> What is being asked
Count only the lines of the records that hold "Butzbach", then give the number without any other words.
=== Dataset content ===
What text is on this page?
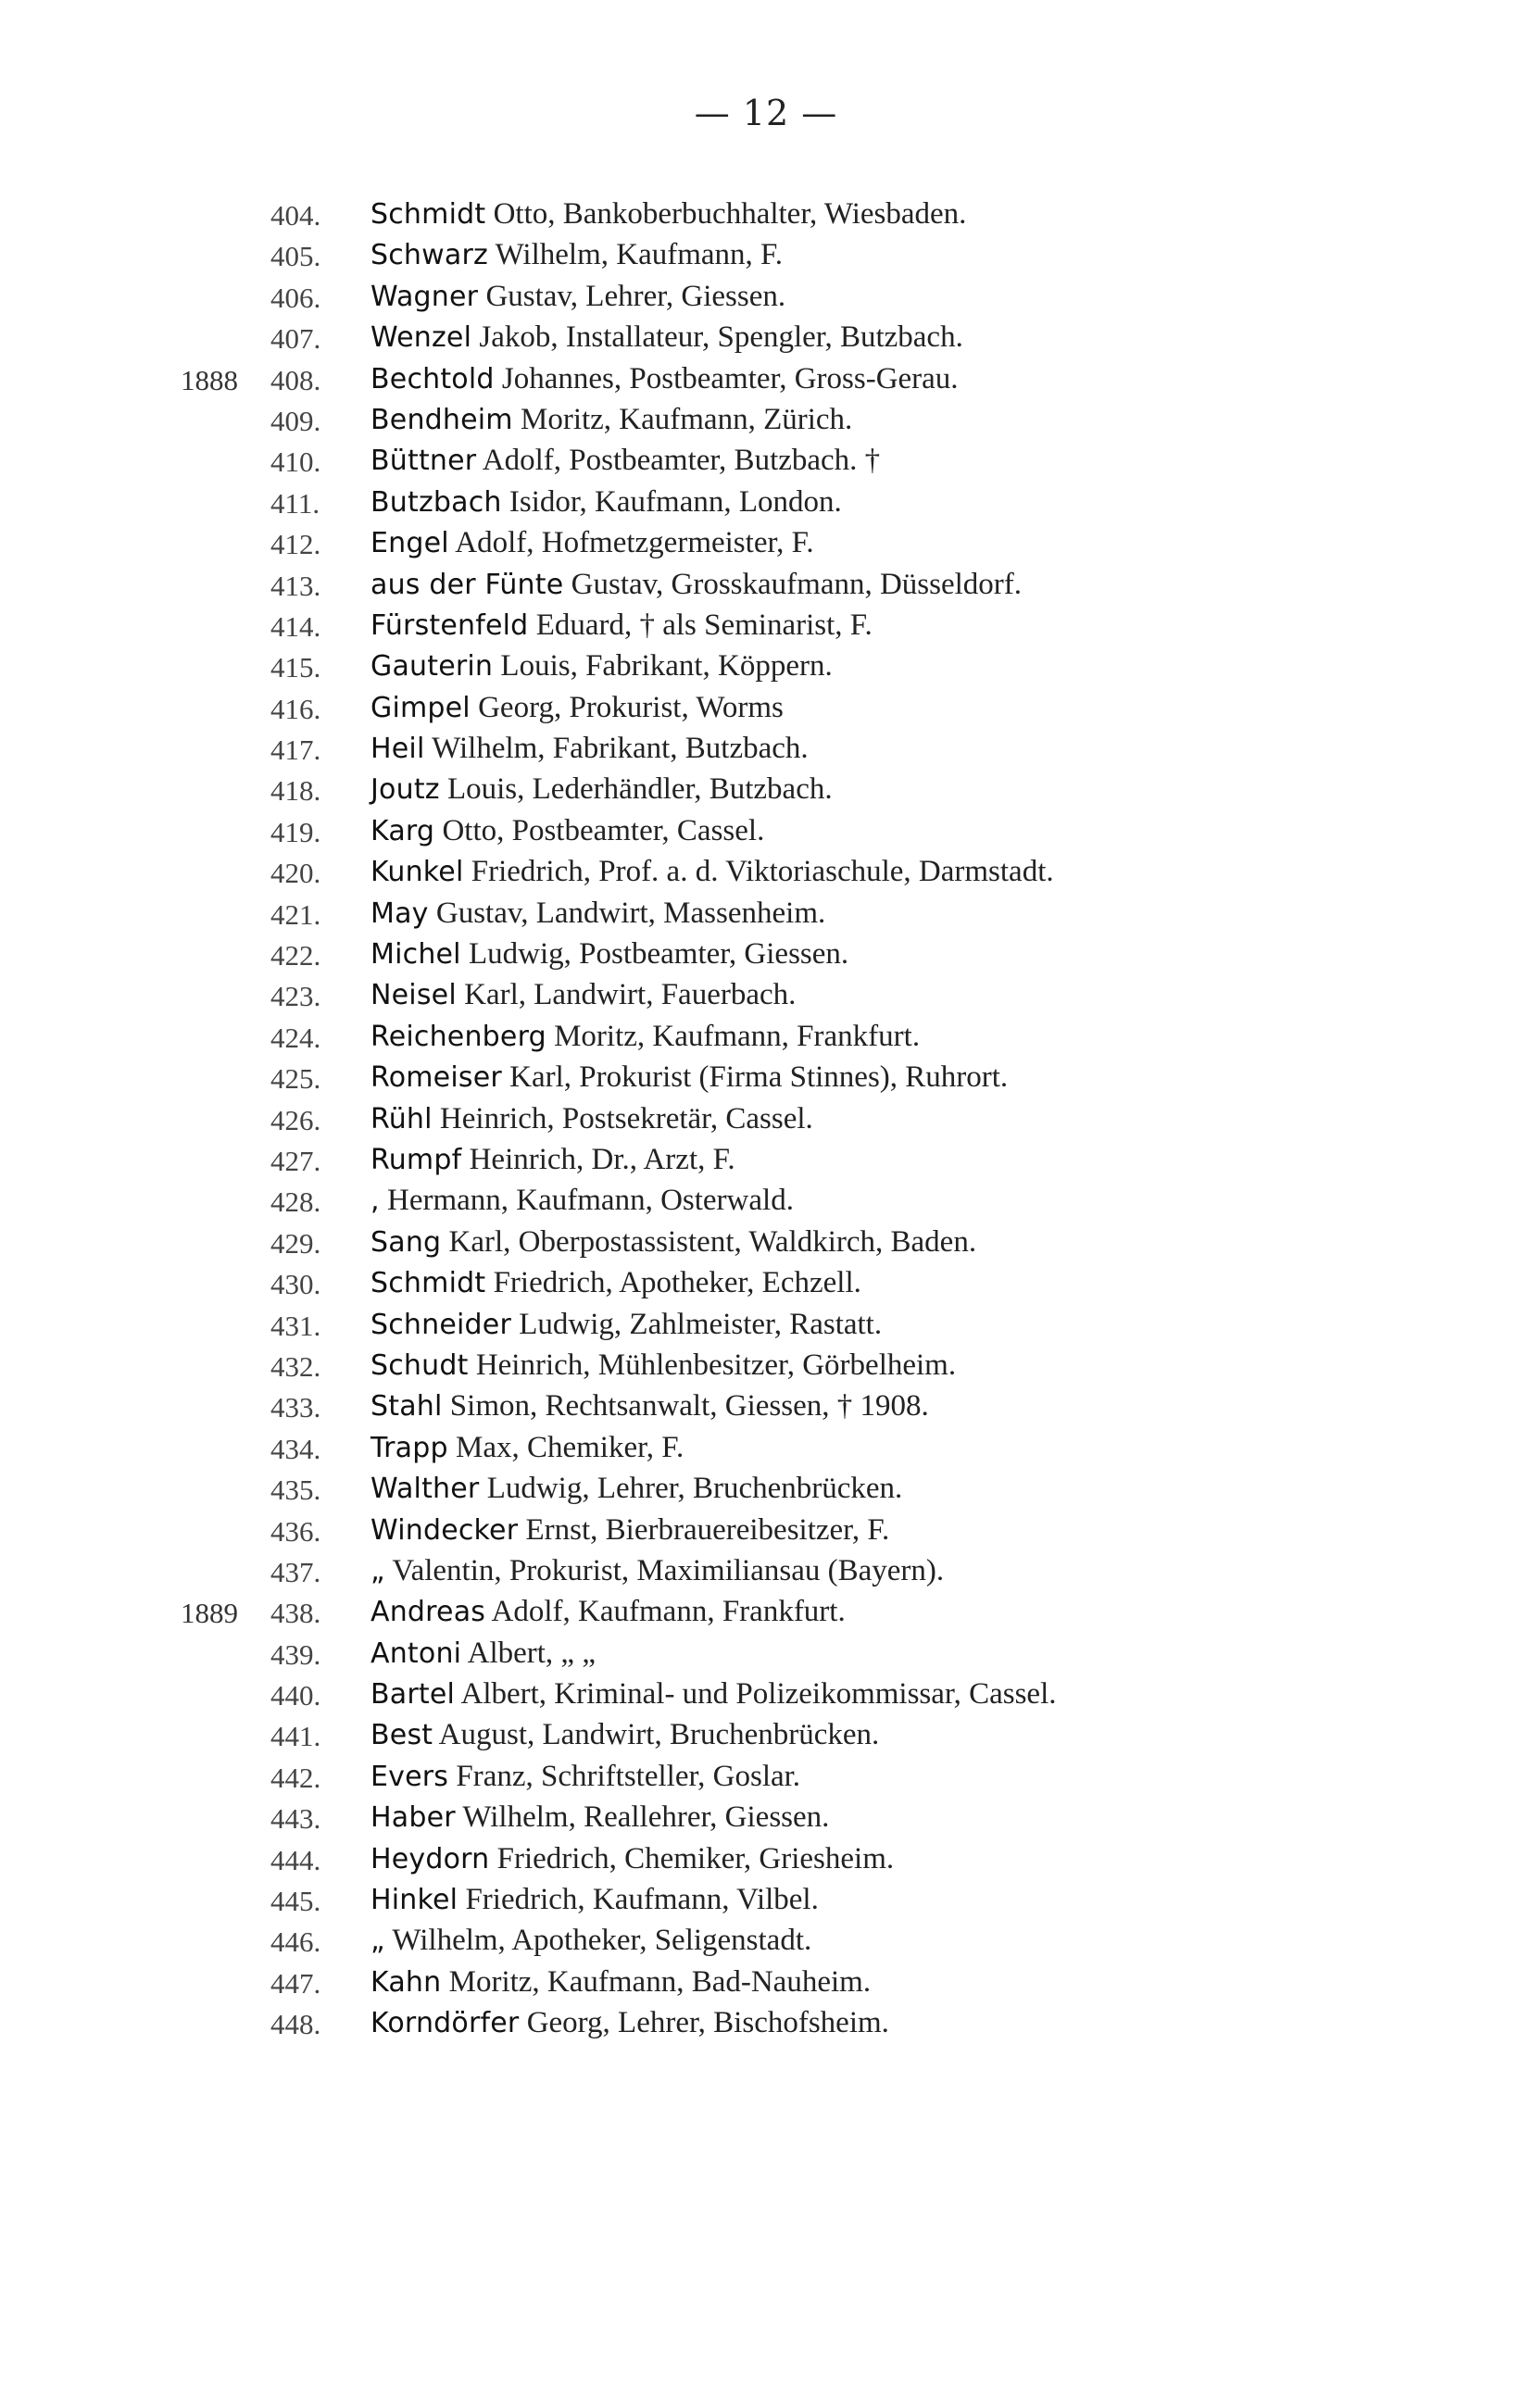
— 12 —
404.	Schmidt Otto, Bankoberbuchhalter, Wiesbaden.
405.	Schwarz Wilhelm, Kaufmann, F.
406.	Wagner Gustav, Lehrer, Giessen.
407.	Wenzel Jakob, Installateur, Spengler, Butzbach.
1888 408.	Bechtold Johannes, Postbeamter, Gross-Gerau.
409.	Bendheim Moritz, Kaufmann, Zürich.
410.	Büttner Adolf, Postbeamter, Butzbach. †
411.	Butzbach Isidor, Kaufmann, London.
412.	Engel Adolf, Hofmetzgermeister, F.
413.	aus der Fünte Gustav, Grosskaufmann, Düsseldorf.
414.	Fürstenfeld Eduard, † als Seminarist, F.
415.	Gauterin Louis, Fabrikant, Köppern.
416.	Gimpel Georg, Prokurist, Worms
417.	Heil Wilhelm, Fabrikant, Butzbach.
418.	Joutz Louis, Lederhändler, Butzbach.
419.	Karg Otto, Postbeamter, Cassel.
420.	Kunkel Friedrich, Prof. a. d. Viktoriaschule, Darmstadt.
421.	May Gustav, Landwirt, Massenheim.
422.	Michel Ludwig, Postbeamter, Giessen.
423.	Neisel Karl, Landwirt, Fauerbach.
424.	Reichenberg Moritz, Kaufmann, Frankfurt.
425.	Romeiser Karl, Prokurist (Firma Stinnes), Ruhrort.
426.	Rühl Heinrich, Postsekretär, Cassel.
427.	Rumpf Heinrich, Dr., Arzt, F.
428.	, Hermann, Kaufmann, Osterwald.
429.	Sang Karl, Oberpostassistent, Waldkirch, Baden.
430.	Schmidt Friedrich, Apotheker, Echzell.
431.	Schneider Ludwig, Zahlmeister, Rastatt.
432.	Schudt Heinrich, Mühlenbesitzer, Görbelheim.
433.	Stahl Simon, Rechtsanwalt, Giessen, † 1908.
434.	Trapp Max, Chemiker, F.
435.	Walther Ludwig, Lehrer, Bruchenbrücken.
436.	Windecker Ernst, Bierbrauereibesitzer, F.
437.	„ Valentin, Prokurist, Maximiliansau (Bayern).
1889 438.	Andreas Adolf, Kaufmann, Frankfurt.
439.	Antoni Albert, „ „
440.	Bartel Albert, Kriminal- und Polizeikommissar, Cassel.
441.	Best August, Landwirt, Bruchenbrücken.
442.	Evers Franz, Schriftsteller, Goslar.
443.	Haber Wilhelm, Reallehrer, Giessen.
444.	Heydorn Friedrich, Chemiker, Griesheim.
445.	Hinkel Friedrich, Kaufmann, Vilbel.
446.	„ Wilhelm, Apotheker, Seligenstadt.
447.	Kahn Moritz, Kaufmann, Bad-Nauheim.
448.	Korndörfer Georg, Lehrer, Bischofsheim.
===
> Full answer
5